PROBLEM STATEMENT: Copy every line of the following data that includes the string "Российской".

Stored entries
##############################

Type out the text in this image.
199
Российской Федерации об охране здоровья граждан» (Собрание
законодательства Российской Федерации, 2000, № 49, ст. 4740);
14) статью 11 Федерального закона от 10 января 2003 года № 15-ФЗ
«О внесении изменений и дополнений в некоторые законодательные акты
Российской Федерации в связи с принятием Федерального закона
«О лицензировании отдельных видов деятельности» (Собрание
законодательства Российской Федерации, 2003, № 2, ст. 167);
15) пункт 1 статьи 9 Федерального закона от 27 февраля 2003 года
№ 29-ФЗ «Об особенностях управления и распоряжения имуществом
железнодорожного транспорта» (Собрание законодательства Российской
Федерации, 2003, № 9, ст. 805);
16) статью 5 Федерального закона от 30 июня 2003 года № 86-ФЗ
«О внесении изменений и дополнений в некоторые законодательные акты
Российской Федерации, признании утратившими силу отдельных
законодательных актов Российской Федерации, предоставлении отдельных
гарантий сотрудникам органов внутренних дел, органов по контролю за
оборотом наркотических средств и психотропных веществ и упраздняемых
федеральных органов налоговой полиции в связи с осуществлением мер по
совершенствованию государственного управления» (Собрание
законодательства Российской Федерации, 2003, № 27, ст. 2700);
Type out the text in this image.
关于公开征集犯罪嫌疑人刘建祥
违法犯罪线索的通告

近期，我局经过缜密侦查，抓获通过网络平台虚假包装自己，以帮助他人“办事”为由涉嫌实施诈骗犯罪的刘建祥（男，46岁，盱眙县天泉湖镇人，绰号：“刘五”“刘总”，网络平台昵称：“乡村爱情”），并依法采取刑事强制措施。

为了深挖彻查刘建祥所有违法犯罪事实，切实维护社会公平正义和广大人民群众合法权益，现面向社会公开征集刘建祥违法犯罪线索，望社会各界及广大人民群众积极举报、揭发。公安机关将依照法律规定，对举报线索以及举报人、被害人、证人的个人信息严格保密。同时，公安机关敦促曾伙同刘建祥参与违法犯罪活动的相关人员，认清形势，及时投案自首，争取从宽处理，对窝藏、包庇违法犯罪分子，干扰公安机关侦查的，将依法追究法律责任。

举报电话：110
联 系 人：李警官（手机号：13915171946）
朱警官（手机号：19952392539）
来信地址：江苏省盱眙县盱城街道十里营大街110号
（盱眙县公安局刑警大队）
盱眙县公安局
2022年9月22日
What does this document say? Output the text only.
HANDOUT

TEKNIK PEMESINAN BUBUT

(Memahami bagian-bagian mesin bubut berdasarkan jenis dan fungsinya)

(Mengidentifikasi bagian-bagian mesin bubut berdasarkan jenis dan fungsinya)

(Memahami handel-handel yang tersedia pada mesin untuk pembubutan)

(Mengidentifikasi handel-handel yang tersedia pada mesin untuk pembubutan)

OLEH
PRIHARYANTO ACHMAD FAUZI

##############################

COMPLETED EXERCISE:
Российской Федерации об охране здоровья граждан» (Собрание
законодательства Российской Федерации, 2000, № 49, ст. 4740);
Российской Федерации в связи с принятием Федерального закона
законодательства Российской Федерации, 2003, № 2, ст. 167);
железнодорожного транспорта» (Собрание законодательства Российской
Российской Федерации, признании утратившими силу отдельных
законодательных актов Российской Федерации, предоставлении отдельных
законодательства Российской Федерации, 2003, № 27, ст. 2700);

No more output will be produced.